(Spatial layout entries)
##############################

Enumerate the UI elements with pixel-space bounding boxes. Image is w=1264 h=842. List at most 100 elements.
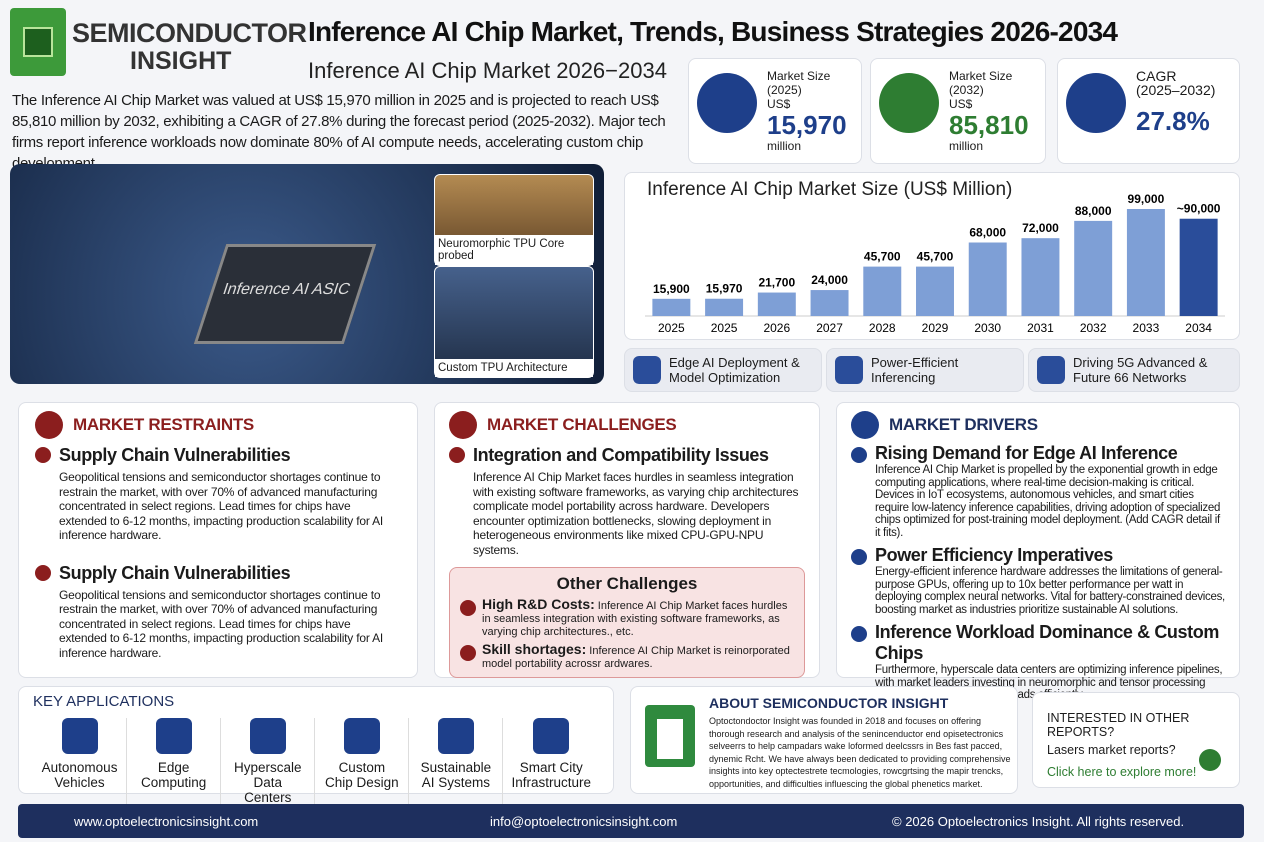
- feature: Edge AI Deployment & Model Optimization: [624, 348, 822, 392]
- about-text: Optoctondoctor Insight was founded in 20…: [709, 716, 1011, 789]
- item-text: Geopolitical tensions and semiconductor …: [59, 470, 384, 542]
- stat-scale: million: [767, 139, 802, 153]
- stat-card: Market Size (2032) US$ 85,810 million: [870, 58, 1046, 164]
- stat-icon: [879, 73, 939, 133]
- bullet: [449, 447, 465, 463]
- item-text: Inference AI Chip Market faces hurdles i…: [473, 470, 799, 557]
- inset-top: Neuromorphic TPU Core probed: [434, 174, 594, 266]
- application: Smart City Infrastructure: [502, 718, 599, 805]
- bar: [916, 266, 954, 316]
- apps-row: Autonomous Vehicles Edge Computing Hypersc…: [33, 718, 599, 805]
- section-icon: [35, 411, 63, 439]
- bar-chart: Inference AI Chip Market Size (US$ Milli…: [624, 172, 1240, 340]
- stat-unit: US$: [949, 97, 973, 111]
- bullet: [460, 645, 476, 661]
- stat-period: (2032): [949, 83, 984, 97]
- bullet: [460, 600, 476, 616]
- item-heading: Supply Chain Vulnerabilities: [59, 445, 291, 465]
- bar: [1126, 209, 1165, 316]
- restraints-panel: MARKET RESTRAINTS Supply Chain Vulnerabil…: [18, 402, 418, 678]
- cta-arrow[interactable]: [1199, 749, 1221, 771]
- applications-panel: KEY APPLICATIONS Autonomous Vehicles Edge …: [18, 686, 614, 805]
- stat-icon: [697, 73, 757, 133]
- section-header: MARKET RESTRAINTS: [35, 411, 401, 439]
- x-tick-label: 2030: [974, 321, 1001, 335]
- intro: The Inference AI Chip Market was valued …: [12, 92, 666, 172]
- logo-line1: SEMICONDUCTOR: [72, 18, 307, 48]
- item-text: Inference AI Chip Market is propelled by…: [875, 464, 1221, 539]
- stat-card: Market Size (2025) US$ 15,970 million: [688, 58, 862, 164]
- section-header: MARKET DRIVERS: [851, 411, 1225, 439]
- apps-title: KEY APPLICATIONS: [33, 693, 175, 710]
- feature-icon: [835, 356, 863, 384]
- cta-panel: INTERESTED IN OTHER REPORTS? Lasers mark…: [1032, 692, 1240, 788]
- cta-link[interactable]: Click here to explore more!: [1047, 765, 1197, 779]
- x-tick-label: 2033: [1133, 321, 1160, 335]
- x-tick-label: 2034: [1185, 321, 1212, 335]
- feature-icon: [1037, 356, 1065, 384]
- bar: [810, 290, 849, 316]
- bullet: [851, 626, 867, 642]
- section-title: MARKET RESTRAINTS: [73, 415, 254, 434]
- bar: [652, 298, 691, 316]
- stat-card: CAGR (2025–2032) 27.8%: [1057, 58, 1240, 164]
- stat-value: 85,810: [949, 110, 1029, 140]
- x-tick-label: 2026: [763, 321, 790, 335]
- other-text: Inference AI Chip Market is reinorporate…: [482, 645, 790, 670]
- about-panel: ABOUT SEMICONDUCTOR INSIGHT Optoctondoct…: [630, 686, 1018, 794]
- bar: [1179, 218, 1218, 316]
- chart-title: Inference AI Chip Market Size (US$ Milli…: [647, 179, 1012, 200]
- stat-scale: million: [949, 139, 984, 153]
- other-term: Skill shortages:: [482, 641, 587, 657]
- drivers-panel: MARKET DRIVERS Rising Demand for Edge AI …: [836, 402, 1240, 701]
- section-header: MARKET CHALLENGES: [449, 411, 805, 439]
- item-text: Energy-efficient inference hardware addr…: [875, 566, 1225, 616]
- section-title: MARKET DRIVERS: [889, 415, 1038, 434]
- feature-icon: [633, 356, 661, 384]
- app-icon: [249, 718, 286, 754]
- item-body: Power Efficiency Imperatives Energy-effic…: [875, 541, 1225, 616]
- item-heading: Integration and Compatibility Issues: [473, 445, 769, 465]
- application: Custom Chip Design: [314, 718, 408, 805]
- section-icon: [449, 411, 477, 439]
- stat-icon: [1066, 73, 1126, 133]
- application: Sustainable AI Systems: [408, 718, 502, 805]
- item: Power Efficiency Imperatives Energy-effic…: [851, 541, 1225, 616]
- value-label: ~90,000: [1177, 202, 1221, 216]
- other-challenges: Other Challenges High R&D Costs: Inference…: [449, 567, 805, 678]
- chip-label: Inference AI ASIC: [193, 244, 377, 344]
- website[interactable]: www.optoelectronicsinsight.com: [74, 814, 259, 829]
- item-body: Integration and Compatibility Issues Infe…: [473, 439, 805, 557]
- bar: [863, 266, 902, 316]
- feature: Driving 5G Advanced & Future 66 Networks: [1028, 348, 1240, 392]
- app-icon: [155, 718, 192, 754]
- cta-sub: Lasers market reports?: [1047, 743, 1176, 757]
- other-item: High R&D Costs: Inference AI Chip Market …: [460, 596, 794, 639]
- app-icon: [437, 718, 474, 754]
- app-icon: [61, 718, 98, 754]
- feature-text: Power-Efficient Inferencing: [871, 355, 959, 385]
- item-body: Rising Demand for Edge AI Inference Infer…: [875, 439, 1225, 539]
- app-label: Smart City Infrastructure: [511, 760, 591, 790]
- other-body: High R&D Costs: Inference AI Chip Market …: [482, 596, 794, 639]
- inset-bottom: Custom TPU Architecture: [434, 266, 594, 378]
- bullet: [35, 447, 51, 463]
- feature-text: Edge AI Deployment & Model Optimization: [669, 355, 800, 385]
- app-icon: [533, 718, 570, 754]
- value-label: 24,000: [811, 273, 848, 287]
- x-tick-label: 2032: [1080, 321, 1107, 335]
- logo-line2: INSIGHT: [130, 47, 232, 75]
- bar: [1074, 220, 1113, 316]
- item-body: Inference Workload Dominance & Custom Ch…: [875, 618, 1225, 702]
- bar: [757, 292, 796, 316]
- item-heading: Power Efficiency Imperatives: [875, 545, 1113, 565]
- value-label: 68,000: [969, 226, 1006, 240]
- email[interactable]: info@optoelectronicsinsight.com: [490, 814, 678, 829]
- other-body: Skill shortages: Inference AI Chip Market…: [482, 641, 794, 671]
- bullet: [35, 564, 51, 581]
- chip-image: Inference AI ASIC Neuromorphic TPU Core …: [10, 164, 604, 384]
- other-term: High R&D Costs:: [482, 596, 595, 612]
- logo-icon: [10, 8, 66, 76]
- about-icon: [645, 705, 695, 767]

##############################

**WHAT NEEDS TO BE DONE**
Arrange every line of the listing above as a numbered list, skipping blank lines and omitting the pictures.

**TASK RESPONSE**
1. Enumerate the UI elements with pixel-space bounding boxes. Image is w=1264 h=842. List at most 100 elements.
2. - feature: Edge AI Deployment & Model Optimization: [624, 348, 822, 392]
3. - about-text: Optoctondoctor Insight was founded in 20…: [709, 716, 1011, 789]
4. - item-text: Geopolitical tensions and semiconductor …: [59, 470, 384, 542]
5. - stat-scale: million: [767, 139, 802, 153]
6. - stat-card: Market Size (2032) US$ 85,810 million: [870, 58, 1046, 164]
7. - stat-icon: [879, 73, 939, 133]
8. - bullet: [449, 447, 465, 463]
9. - item-text: Inference AI Chip Market faces hurdles i…: [473, 470, 799, 557]
10. - inset-top: Neuromorphic TPU Core probed: [434, 174, 594, 266]
11. - application: Smart City Infrastructure: [502, 718, 599, 805]
12. - bar: [916, 266, 954, 316]
13. - apps-row: Autonomous Vehicles Edge Computing Hypersc…: [33, 718, 599, 805]
14. - section-icon: [35, 411, 63, 439]
15. - bar-chart: Inference AI Chip Market Size (US$ Milli…: [624, 172, 1240, 340]
16. - stat-unit: US$: [949, 97, 973, 111]
17. - bullet: [460, 645, 476, 661]
18. - stat-period: (2032): [949, 83, 984, 97]
19. - bullet: [460, 600, 476, 616]
20. - item-heading: Supply Chain Vulnerabilities: [59, 445, 291, 465]
21. - bar: [1126, 209, 1165, 316]
22. - restraints-panel: MARKET RESTRAINTS Supply Chain Vulnerabil…: [18, 402, 418, 678]
23. - cta-arrow[interactable]: [1199, 749, 1221, 771]
24. - applications-panel: KEY APPLICATIONS Autonomous Vehicles Edge …: [18, 686, 614, 805]
25. - stat-icon: [697, 73, 757, 133]
26. - section-header: MARKET RESTRAINTS: [35, 411, 401, 439]
27. - x-tick-label: 2030: [974, 321, 1001, 335]
28. - intro: The Inference AI Chip Market was valued …: [12, 92, 666, 172]
29. - logo-line1: SEMICONDUCTOR: [72, 18, 307, 48]
30. - item-text: Inference AI Chip Market is propelled by…: [875, 464, 1221, 539]
31. - stat-card: Market Size (2025) US$ 15,970 million: [688, 58, 862, 164]
32. - section-header: MARKET DRIVERS: [851, 411, 1225, 439]
33. - apps-title: KEY APPLICATIONS: [33, 693, 175, 710]
34. - feature-icon: [835, 356, 863, 384]
35. - cta-panel: INTERESTED IN OTHER REPORTS? Lasers mark…: [1032, 692, 1240, 788]
36. - cta-link[interactable]: Click here to explore more!: [1047, 765, 1197, 779]
37. - x-tick-label: 2033: [1133, 321, 1160, 335]
38. - x-tick-label: 2034: [1185, 321, 1212, 335]
39. - feature-icon: [1037, 356, 1065, 384]
40. - bar: [810, 290, 849, 316]
41. - bullet: [851, 626, 867, 642]
42. - section-title: MARKET RESTRAINTS: [73, 415, 254, 434]
43. - bar: [652, 298, 691, 316]
44. - stat-card: CAGR (2025–2032) 27.8%: [1057, 58, 1240, 164]
45. - stat-value: 85,810: [949, 110, 1029, 140]
46. - x-tick-label: 2026: [763, 321, 790, 335]
47. - other-text: Inference AI Chip Market is reinorporate…: [482, 645, 790, 670]
48. - about-panel: ABOUT SEMICONDUCTOR INSIGHT Optoctondoct…: [630, 686, 1018, 794]
49. - bar: [1179, 218, 1218, 316]
50. - chart-title: Inference AI Chip Market Size (US$ Milli…: [647, 179, 1012, 200]
51. - stat-scale: million: [949, 139, 984, 153]
52. - other-term: Skill shortages:: [482, 641, 587, 657]
53. - drivers-panel: MARKET DRIVERS Rising Demand for Edge AI …: [836, 402, 1240, 701]
54. - section-header: MARKET CHALLENGES: [449, 411, 805, 439]
55. - item-text: Energy-efficient inference hardware addr…: [875, 566, 1225, 616]
56. - section-title: MARKET DRIVERS: [889, 415, 1038, 434]
57. - feature-icon: [633, 356, 661, 384]
58. - app-icon: [249, 718, 286, 754]
59. - item-body: Power Efficiency Imperatives Energy-effic…: [875, 541, 1225, 616]
60. - item-heading: Integration and Compatibility Issues: [473, 445, 769, 465]
61. - application: Custom Chip Design: [314, 718, 408, 805]
62. - section-icon: [449, 411, 477, 439]
63. - stat-icon: [1066, 73, 1126, 133]
64. - application: Sustainable AI Systems: [408, 718, 502, 805]
65. - item: Power Efficiency Imperatives Energy-effic…: [851, 541, 1225, 616]
66. - value-label: ~90,000: [1177, 202, 1221, 216]
67. - other-challenges: Other Challenges High R&D Costs: Inference…: [449, 567, 805, 678]
68. - chip-label: Inference AI ASIC: [193, 244, 377, 344]
69. - website[interactable]: www.optoelectronicsinsight.com: [74, 814, 259, 829]
70. - item-body: Integration and Compatibility Issues Infe…: [473, 439, 805, 557]
71. - bar: [863, 266, 902, 316]
72. - feature: Driving 5G Advanced & Future 66 Networks: [1028, 348, 1240, 392]
73. - app-icon: [155, 718, 192, 754]
74. - cta-sub: Lasers market reports?: [1047, 743, 1176, 757]
75. - other-item: High R&D Costs: Inference AI Chip Market …: [460, 596, 794, 639]
76. - app-icon: [437, 718, 474, 754]
77. - app-icon: [61, 718, 98, 754]
78. - feature-text: Power-Efficient Inferencing: [871, 355, 959, 385]
79. - item-body: Rising Demand for Edge AI Inference Infer…: [875, 439, 1225, 539]
80. - app-label: Smart City Infrastructure: [511, 760, 591, 790]
81. - other-body: High R&D Costs: Inference AI Chip Market …: [482, 596, 794, 639]
82. - inset-bottom: Custom TPU Architecture: [434, 266, 594, 378]
83. - bullet: [35, 447, 51, 463]
84. - feature-text: Edge AI Deployment & Model Optimization: [669, 355, 800, 385]
85. - app-icon: [533, 718, 570, 754]
86. - value-label: 24,000: [811, 273, 848, 287]
87. - x-tick-label: 2032: [1080, 321, 1107, 335]
88. - logo-line2: INSIGHT: [130, 47, 232, 75]
89. - bar: [1074, 220, 1113, 316]
90. - item-body: Inference Workload Dominance & Custom Ch…: [875, 618, 1225, 702]
91. - bar: [757, 292, 796, 316]
92. - item-heading: Power Efficiency Imperatives: [875, 545, 1113, 565]
93. - value-label: 68,000: [969, 226, 1006, 240]
94. - email[interactable]: info@optoelectronicsinsight.com: [490, 814, 678, 829]
95. - other-body: Skill shortages: Inference AI Chip Market…: [482, 641, 794, 671]
96. - bullet: [35, 564, 51, 581]
97. - chip-image: Inference AI ASIC Neuromorphic TPU Core …: [10, 164, 604, 384]
98. - other-term: High R&D Costs:: [482, 596, 595, 612]
99. - logo-icon: [10, 8, 66, 76]
100. - about-icon: [645, 705, 695, 767]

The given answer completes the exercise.